start
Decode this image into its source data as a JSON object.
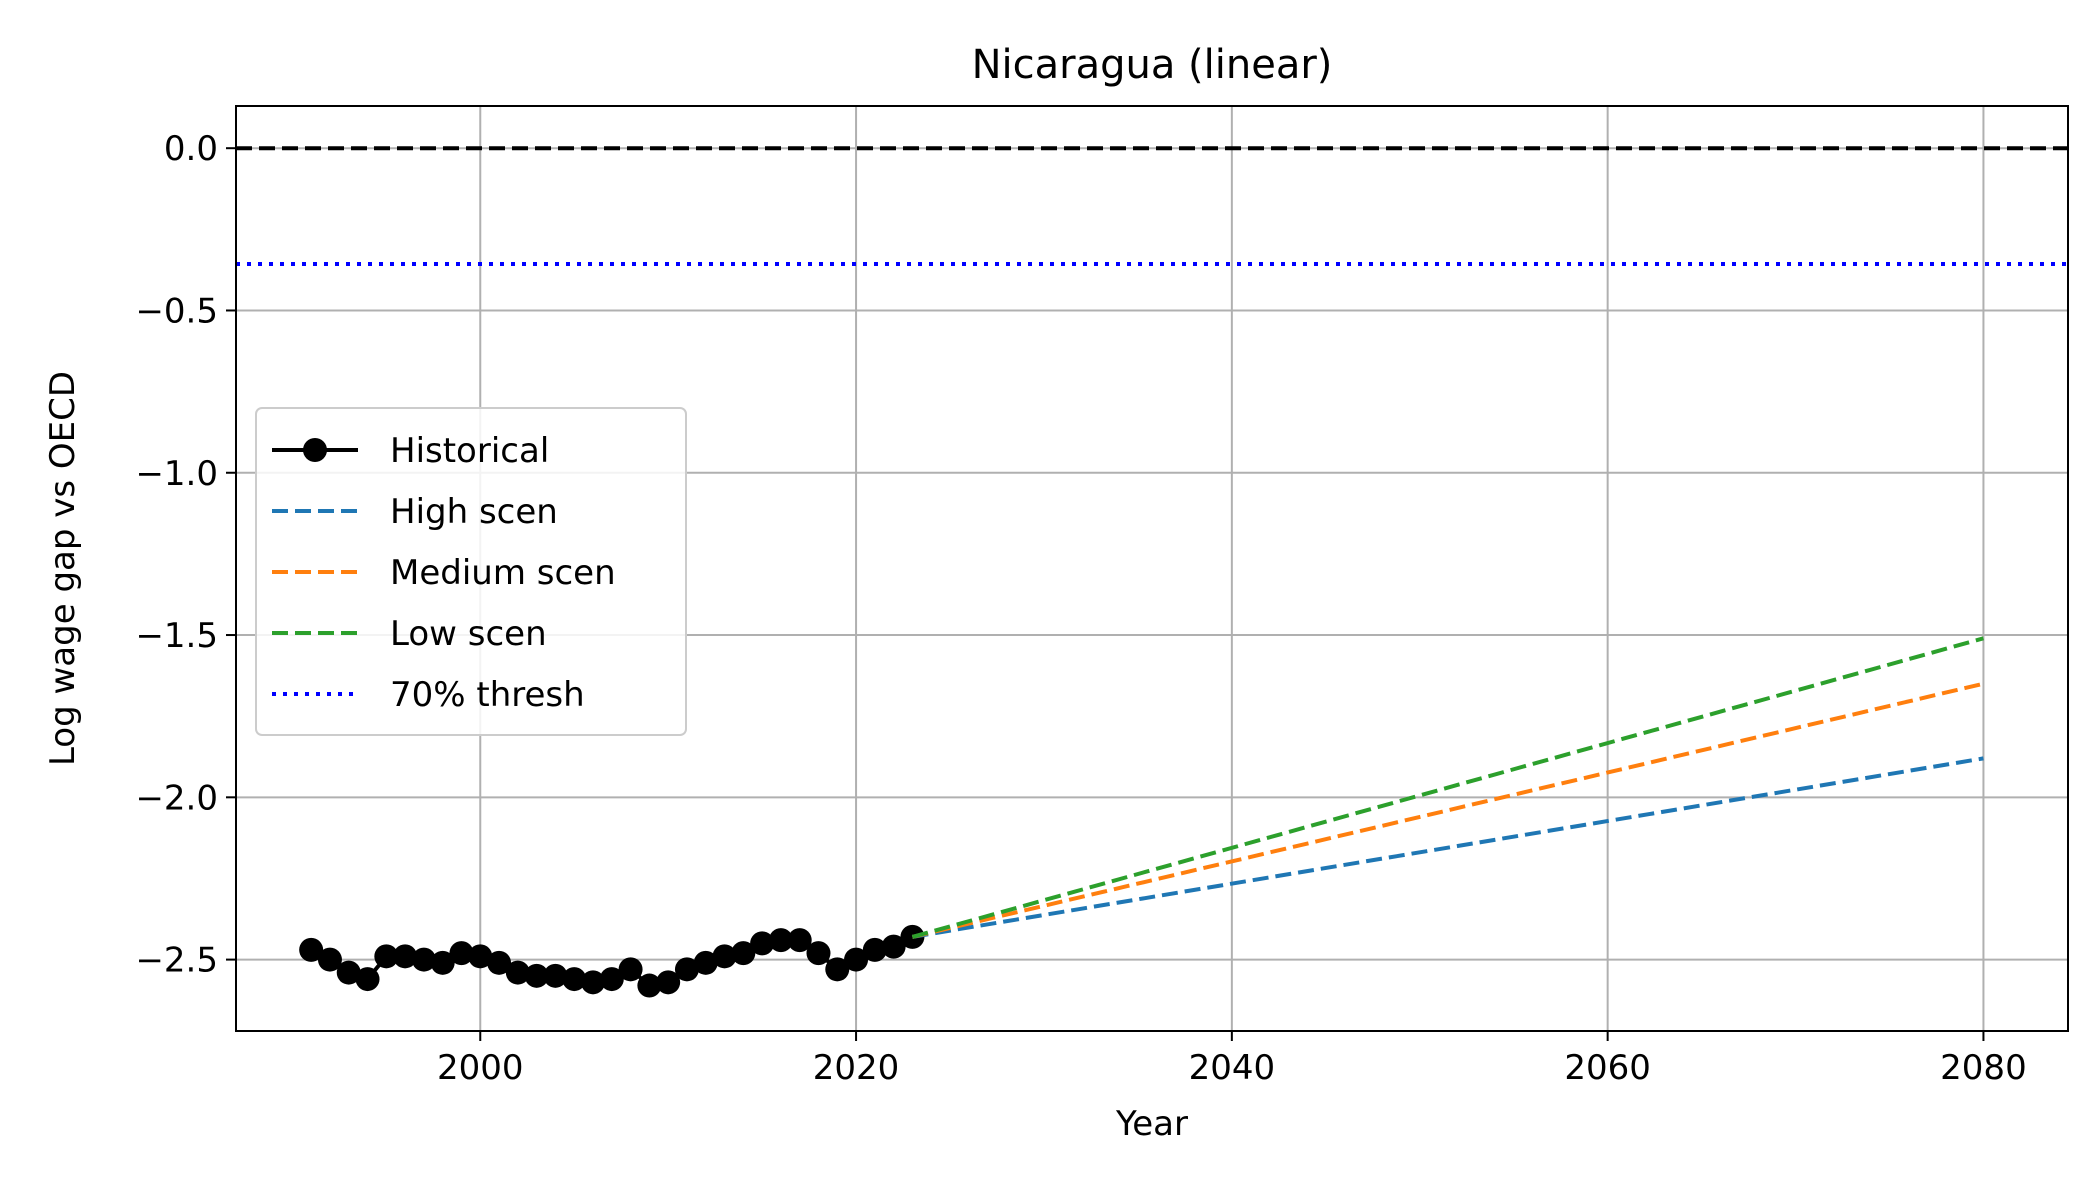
{
  "chart_data": {
    "type": "line",
    "title": "Nicaragua (linear)",
    "xlabel": "Year",
    "ylabel": "Log wage gap vs OECD",
    "xlim": [
      1987,
      2084.5
    ],
    "ylim": [
      -2.72,
      0.13
    ],
    "xticks": [
      2000,
      2020,
      2040,
      2060,
      2080
    ],
    "yticks": [
      0.0,
      -0.5,
      -1.0,
      -1.5,
      -2.0,
      -2.5
    ],
    "ytick_labels": [
      "0.0",
      "−0.5",
      "−1.0",
      "−1.5",
      "−2.0",
      "−2.5"
    ],
    "grid": true,
    "legend_position": "center-left",
    "series": [
      {
        "name": "Historical",
        "color": "#000000",
        "style": "solid-markers",
        "x": [
          1991,
          1992,
          1993,
          1994,
          1995,
          1996,
          1997,
          1998,
          1999,
          2000,
          2001,
          2002,
          2003,
          2004,
          2005,
          2006,
          2007,
          2008,
          2009,
          2010,
          2011,
          2012,
          2013,
          2014,
          2015,
          2016,
          2017,
          2018,
          2019,
          2020,
          2021,
          2022,
          2023
        ],
        "y": [
          -2.47,
          -2.5,
          -2.54,
          -2.56,
          -2.49,
          -2.49,
          -2.5,
          -2.51,
          -2.48,
          -2.49,
          -2.51,
          -2.54,
          -2.55,
          -2.55,
          -2.56,
          -2.57,
          -2.56,
          -2.53,
          -2.58,
          -2.57,
          -2.53,
          -2.51,
          -2.49,
          -2.48,
          -2.45,
          -2.44,
          -2.44,
          -2.48,
          -2.53,
          -2.5,
          -2.47,
          -2.46,
          -2.43
        ]
      },
      {
        "name": "High scen",
        "color": "#1f77b4",
        "style": "dashed",
        "x": [
          2023,
          2080
        ],
        "y": [
          -2.43,
          -1.88
        ]
      },
      {
        "name": "Medium scen",
        "color": "#ff7f0e",
        "style": "dashed",
        "x": [
          2023,
          2080
        ],
        "y": [
          -2.43,
          -1.65
        ]
      },
      {
        "name": "Low scen",
        "color": "#2ca02c",
        "style": "dashed",
        "x": [
          2023,
          2080
        ],
        "y": [
          -2.43,
          -1.51
        ]
      }
    ],
    "reference_lines": [
      {
        "name": "",
        "orientation": "horizontal",
        "y": 0.0,
        "color": "#000000",
        "style": "dashed"
      },
      {
        "name": "70% thresh",
        "orientation": "horizontal",
        "y": -0.357,
        "color": "#0000ff",
        "style": "dotted"
      }
    ],
    "legend": [
      "Historical",
      "High scen",
      "Medium scen",
      "Low scen",
      "70% thresh"
    ]
  }
}
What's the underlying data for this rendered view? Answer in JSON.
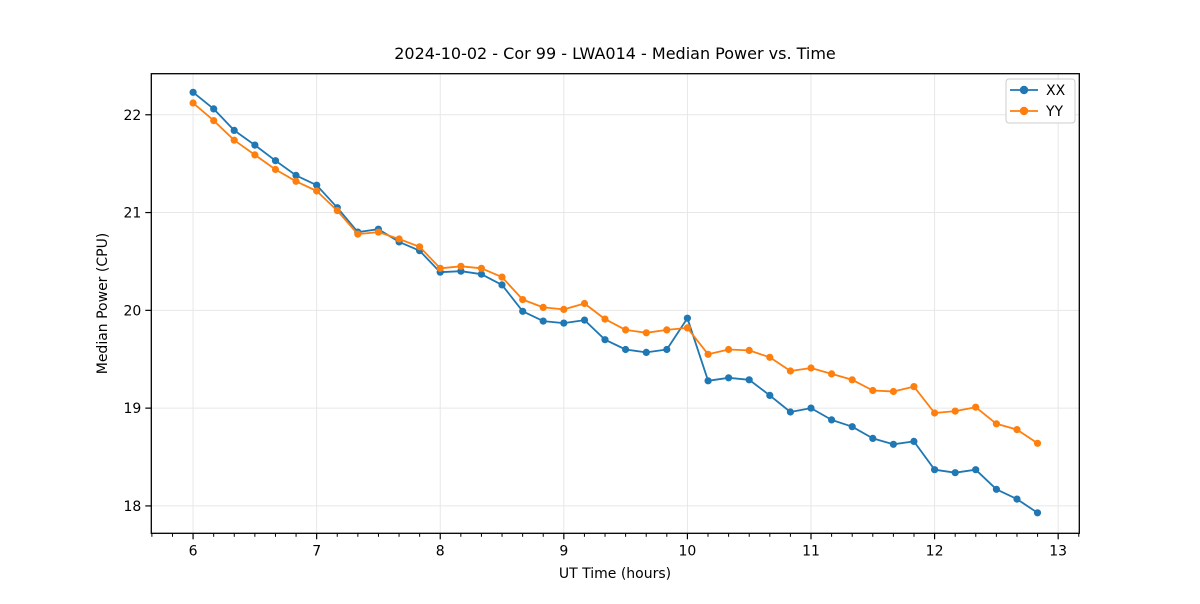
{
  "chart_data": {
    "type": "line",
    "title": "2024-10-02 - Cor 99 - LWA014 - Median Power vs. Time",
    "xlabel": "UT Time (hours)",
    "ylabel": "Median Power (CPU)",
    "xlim": [
      5.662,
      13.171
    ],
    "ylim": [
      17.72,
      22.42
    ],
    "x_ticks": [
      6,
      7,
      8,
      9,
      10,
      11,
      12,
      13
    ],
    "y_ticks": [
      18,
      19,
      20,
      21,
      22
    ],
    "x_minor_step": 0.166667,
    "grid": true,
    "grid_color": "#e7e7e7",
    "legend_position": "upper right",
    "x": [
      6.0,
      6.167,
      6.333,
      6.5,
      6.667,
      6.833,
      7.0,
      7.167,
      7.333,
      7.5,
      7.667,
      7.833,
      8.0,
      8.167,
      8.333,
      8.5,
      8.667,
      8.833,
      9.0,
      9.167,
      9.333,
      9.5,
      9.667,
      9.833,
      10.0,
      10.167,
      10.333,
      10.5,
      10.667,
      10.833,
      11.0,
      11.167,
      11.333,
      11.5,
      11.667,
      11.833,
      12.0,
      12.167,
      12.333,
      12.5,
      12.667,
      12.833
    ],
    "series": [
      {
        "name": "XX",
        "color": "#1f77b4",
        "values": [
          22.23,
          22.06,
          21.84,
          21.69,
          21.53,
          21.38,
          21.28,
          21.05,
          20.8,
          20.83,
          20.7,
          20.61,
          20.39,
          20.4,
          20.37,
          20.26,
          19.99,
          19.89,
          19.87,
          19.9,
          19.7,
          19.6,
          19.57,
          19.6,
          19.92,
          19.28,
          19.31,
          19.29,
          19.13,
          18.96,
          19.0,
          18.88,
          18.81,
          18.69,
          18.63,
          18.66,
          18.37,
          18.34,
          18.37,
          18.17,
          18.07,
          17.93
        ]
      },
      {
        "name": "YY",
        "color": "#ff7f0e",
        "values": [
          22.12,
          21.94,
          21.74,
          21.59,
          21.44,
          21.32,
          21.22,
          21.02,
          20.78,
          20.8,
          20.73,
          20.65,
          20.43,
          20.45,
          20.43,
          20.34,
          20.11,
          20.03,
          20.01,
          20.07,
          19.91,
          19.8,
          19.77,
          19.8,
          19.82,
          19.55,
          19.6,
          19.59,
          19.52,
          19.38,
          19.41,
          19.35,
          19.29,
          19.18,
          19.17,
          19.22,
          18.95,
          18.97,
          19.01,
          18.84,
          18.78,
          18.64
        ]
      }
    ]
  }
}
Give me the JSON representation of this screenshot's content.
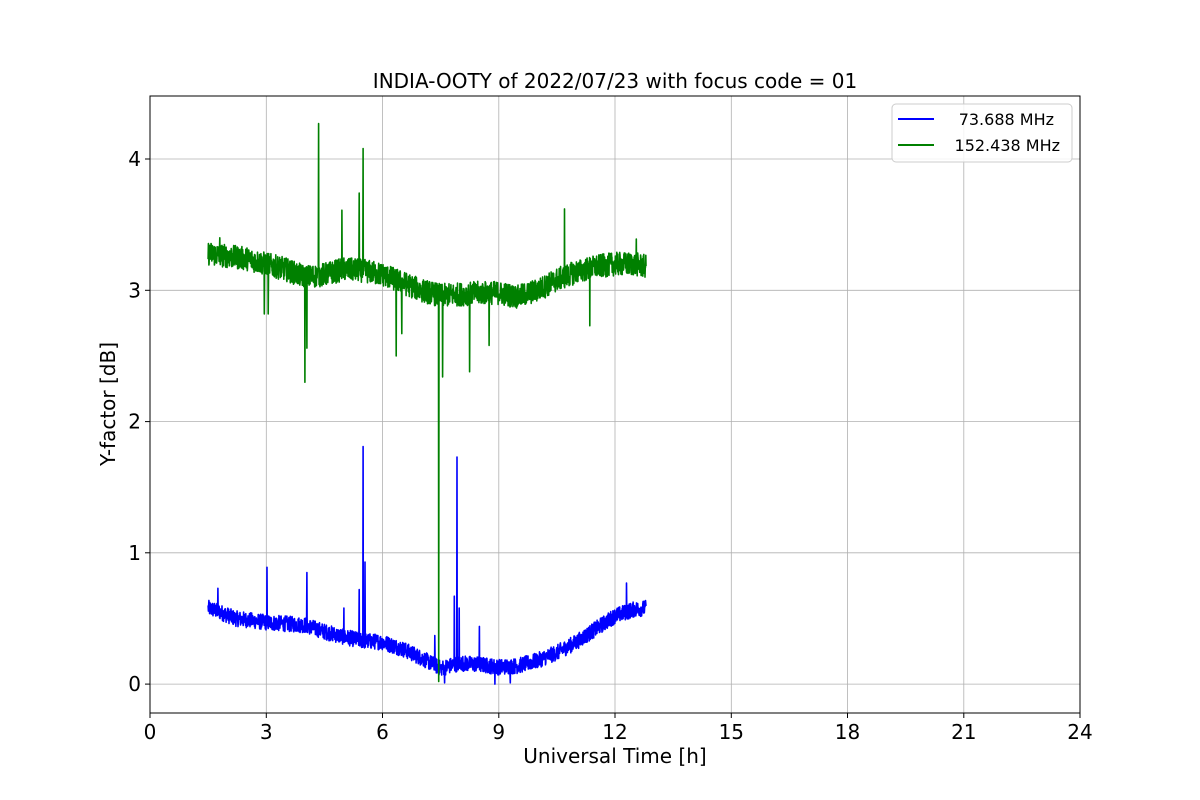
end
- EXERCISE PROMPT:
Find the lines that include the string "name", then copy each of them.

- COMPLETE ANSWER:
        "name": "Historical",
        "name": "High scen",
        "name": "Medium scen",
        "name": "Low scen",
        "name": "",
        "name": "70% thresh",
        "name": "XX",
        "name": "YY",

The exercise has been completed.